§ Input records:
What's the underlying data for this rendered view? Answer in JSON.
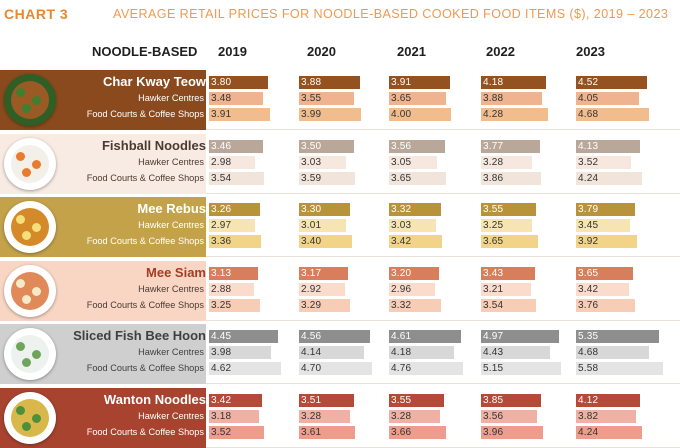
{
  "title": {
    "label": "CHART 3",
    "text": "AVERAGE RETAIL PRICES FOR NOODLE-BASED COOKED FOOD ITEMS ($), 2019 – 2023"
  },
  "chart_data": {
    "type": "bar",
    "title": "AVERAGE RETAIL PRICES FOR NOODLE-BASED COOKED FOOD ITEMS ($), 2019 – 2023",
    "category_header": "NOODLE-BASED",
    "years": [
      "2019",
      "2020",
      "2021",
      "2022",
      "2023"
    ],
    "sub_series": [
      "Hawker Centres",
      "Food Courts & Coffee Shops"
    ],
    "xlim": [
      0,
      6
    ],
    "groups": [
      {
        "name": "Char Kway Teow",
        "colors": [
          "#93521f",
          "#efb48f",
          "#f2bd8e"
        ],
        "overall": [
          3.8,
          3.88,
          3.91,
          4.18,
          4.52
        ],
        "hawker": [
          3.48,
          3.55,
          3.65,
          3.88,
          4.05
        ],
        "food_court": [
          3.91,
          3.99,
          4.0,
          4.28,
          4.68
        ]
      },
      {
        "name": "Fishball Noodles",
        "colors": [
          "#b9a79a",
          "#f6e8df",
          "#f1e4da"
        ],
        "overall": [
          3.46,
          3.5,
          3.56,
          3.77,
          4.13
        ],
        "hawker": [
          2.98,
          3.03,
          3.05,
          3.28,
          3.52
        ],
        "food_court": [
          3.54,
          3.59,
          3.65,
          3.86,
          4.24
        ]
      },
      {
        "name": "Mee Rebus",
        "colors": [
          "#b8933a",
          "#f6e4b2",
          "#f2d488"
        ],
        "overall": [
          3.26,
          3.3,
          3.32,
          3.55,
          3.79
        ],
        "hawker": [
          2.97,
          3.01,
          3.03,
          3.25,
          3.45
        ],
        "food_court": [
          3.36,
          3.4,
          3.42,
          3.65,
          3.92
        ]
      },
      {
        "name": "Mee Siam",
        "colors": [
          "#d87e5c",
          "#fbdccc",
          "#f7cdb5"
        ],
        "overall": [
          3.13,
          3.17,
          3.2,
          3.43,
          3.65
        ],
        "hawker": [
          2.88,
          2.92,
          2.96,
          3.21,
          3.42
        ],
        "food_court": [
          3.25,
          3.29,
          3.32,
          3.54,
          3.76
        ]
      },
      {
        "name": "Sliced Fish Bee Hoon",
        "colors": [
          "#8e8e8e",
          "#d8d8d8",
          "#e4e4e4"
        ],
        "overall": [
          4.45,
          4.56,
          4.61,
          4.97,
          5.35
        ],
        "hawker": [
          3.98,
          4.14,
          4.18,
          4.43,
          4.68
        ],
        "food_court": [
          4.62,
          4.7,
          4.76,
          5.15,
          5.58
        ]
      },
      {
        "name": "Wanton Noodles",
        "colors": [
          "#b44a37",
          "#f1b0a4",
          "#f09c8c"
        ],
        "overall": [
          3.42,
          3.51,
          3.55,
          3.85,
          4.12
        ],
        "hawker": [
          3.18,
          3.28,
          3.28,
          3.56,
          3.82
        ],
        "food_court": [
          3.52,
          3.61,
          3.66,
          3.96,
          4.24
        ]
      }
    ]
  },
  "theme": {
    "title_label_color": "#e8882e",
    "title_text_color": "#ee9a52",
    "header_text_color": "#1f1f1f",
    "bands": [
      {
        "bg": "#8b4a1e",
        "name_color": "#ffffff",
        "sub_color": "#ffffff",
        "food": "#9a5a26",
        "garnish": "#3f7f2f",
        "plate": "#2f5f25"
      },
      {
        "bg": "#f7ebe3",
        "name_color": "#4a3a30",
        "sub_color": "#4a3a30",
        "food": "#f3f0ea",
        "garnish": "#e97b2d",
        "plate": "#ffffff"
      },
      {
        "bg": "#c3a24a",
        "name_color": "#ffffff",
        "sub_color": "#ffffff",
        "food": "#d58a2a",
        "garnish": "#f3e07a",
        "plate": "#ffffff"
      },
      {
        "bg": "#f9d6c4",
        "name_color": "#a53d24",
        "sub_color": "#4a3a30",
        "food": "#e08a5a",
        "garnish": "#f5e9c8",
        "plate": "#ffffff"
      },
      {
        "bg": "#cfcfcf",
        "name_color": "#3f3f3f",
        "sub_color": "#3f3f3f",
        "food": "#eef2ee",
        "garnish": "#6fa55a",
        "plate": "#ffffff"
      },
      {
        "bg": "#a8432f",
        "name_color": "#ffffff",
        "sub_color": "#ffffff",
        "food": "#d8b84a",
        "garnish": "#4f8f3a",
        "plate": "#ffffff"
      }
    ]
  }
}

§ Goal: Copy every line above that includes the string "COOKED".

§ Exercise solution:
    "text": "AVERAGE RETAIL PRICES FOR NOODLE-BASED COOKED FOOD ITEMS ($), 2019 – 2023"
    "title": "AVERAGE RETAIL PRICES FOR NOODLE-BASED COOKED FOOD ITEMS ($), 2019 – 2023",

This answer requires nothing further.